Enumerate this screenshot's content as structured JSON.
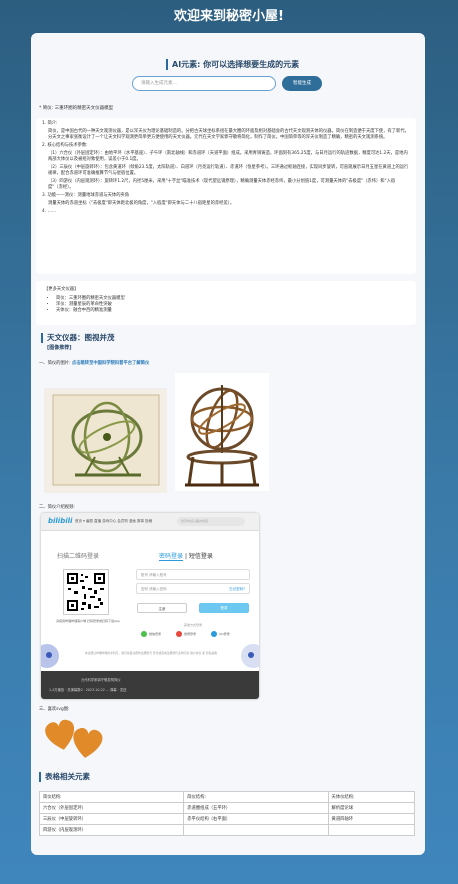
{
  "site_title": "欢迎来到秘密小屋!",
  "ai": {
    "heading": "AI元素: 你可以选择想要生成的元素",
    "placeholder": "请输入生成元素...",
    "button": "智能生成"
  },
  "summary_label": "* 简仪: 三重环圈的精密天文仪器模型",
  "article": {
    "p1": "1. 简介:",
    "p2": "简仪，是中国古代的一种天文观测仪器，是以浑天仪为理论基础制造的。分把古天球坐标系组在最大圈的环面及相对基础会的古代天文观测天体的仪器。简仪在制造便于天度下使，有了新代，分天文之事家张衡设计了一个让天文科学观测更简单更方便使用的天文仪器。元代在天文学家郭守敬将简化，制作了简仪。中国简单等的浑天仪制造了精确，精密的天文观测系统。",
    "p3": "2. 核心结构与技术参数:",
    "p4": "（1）六合仪（外层固定环）：由地平环（水平基座）、子午环（南北轴线）和赤道环（天道平面）组成。采用青铜铸造，环面刻有365.25度，与日月运行的轨迹数据，精度可达1.2天，是地内两部大体仪以及被组对象使用，误差小于0.1度。",
    "p5": "（2）三辰仪（中层旋转环）：包含黄道环（倾角23.5度，太阳轨道）、白道环（月亮运行轨道）、赤道环（恒星参考）。三环通过枢轴连接，实现同步旋转，可直观展示日月五星在黄道上的运行规律，配合赤道环可准确推算节气与星宿位置。",
    "p6": "（3）四游仪（内层观测环）：旋转环1.2尺，内径5厘米，采用\"十字丝\"瞄准技术（现代望远镜原理），精确测量天体赤经赤纬，最小分划值1度，可测量天体的\"去极度\"（赤纬）和\"入宿度\"（赤经）。",
    "p7": "3. 功能——测仪：测量地球赤道与天体的夹角",
    "p8": "测量天体的赤道坐标（\"去极度\"即天体距北极的角度，\"入宿度\"即天体与二十八宿距星的赤经差）。",
    "p9": "4. ……"
  },
  "refs": {
    "title": "【更多天文仪器】",
    "items": [
      "简仪：三重环圈的精密天文仪器模型",
      "浑仪：测量星辰的革命性突破",
      "天体仪：融合中西的精准测量"
    ]
  },
  "astro": {
    "heading": "天文仪器：图视并茂",
    "sub": "[图像推荐]",
    "l1_prefix": "一、简仪的图片:",
    "l1_link": "点击跳转至中国科学院科普平台了解简仪",
    "l2": "二、简仪介绍视频:",
    "l3": "三、喜欢svg图:"
  },
  "browser": {
    "logo": "bilibili",
    "nav": "首页 ▾  番剧  直播  游戏中心  会员购  漫画  赛事  投稿",
    "search": "搜索你感兴趣的视频",
    "tab_scan": "扫描二维码登录",
    "tab_pwd": "密码登录",
    "tab_sms": "短信登录",
    "qr_text": "请使用哔哩哔哩客户端 扫码登录或扫码下载App",
    "field_account": "账号  请输入账号",
    "field_pwd": "密码  请输入密码",
    "forgot": "忘记密码?",
    "btn_register": "注册",
    "btn_login": "登录",
    "other_login": "其他方式登录",
    "icon_wechat": "微信登录",
    "icon_weibo": "微博登录",
    "icon_qq": "QQ登录",
    "agreement": "未注册过哔哩哔哩的手机号，我们将自动帮你注册账号 登录或完成注册即代表你同意 用户协议 和 隐私政策",
    "overlay_text": "元代科学家郭守敬发明简仪",
    "overlay_bottom": "1,4万播放 · 总弹幕数0 · 2023-10-22 ...     弹幕 · 发送",
    "colors": {
      "accent": "#2a9ad8",
      "login": "#6cc8f0"
    }
  },
  "table": {
    "heading": "表格相关元素",
    "rows": [
      [
        "简仪结构:",
        "简仪结构:",
        "天体仪结构:"
      ],
      [
        "六合仪（外层固定环）",
        "赤道圈组成（五平环）",
        "解析度论球"
      ],
      [
        "三辰仪（中层旋转环）",
        "赤平仪结构（右平面）",
        "黄道四轴环"
      ],
      [
        "四游仪（内层观测环）",
        "",
        ""
      ]
    ]
  },
  "colors": {
    "heading": "#2a4a6a",
    "accent": "#2a6aa0",
    "link": "#2a7ab8",
    "hearts": "#e08a2a"
  }
}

WHAT THIS TASK INVOLVES.
Copy each line of the data above that holds "heading".

SOLVED EXERCISE.
    "heading": "AI元素: 你可以选择想要生成的元素",
    "heading": "天文仪器：图视并茂",
    "heading": "表格相关元素",
    "heading": "#2a4a6a",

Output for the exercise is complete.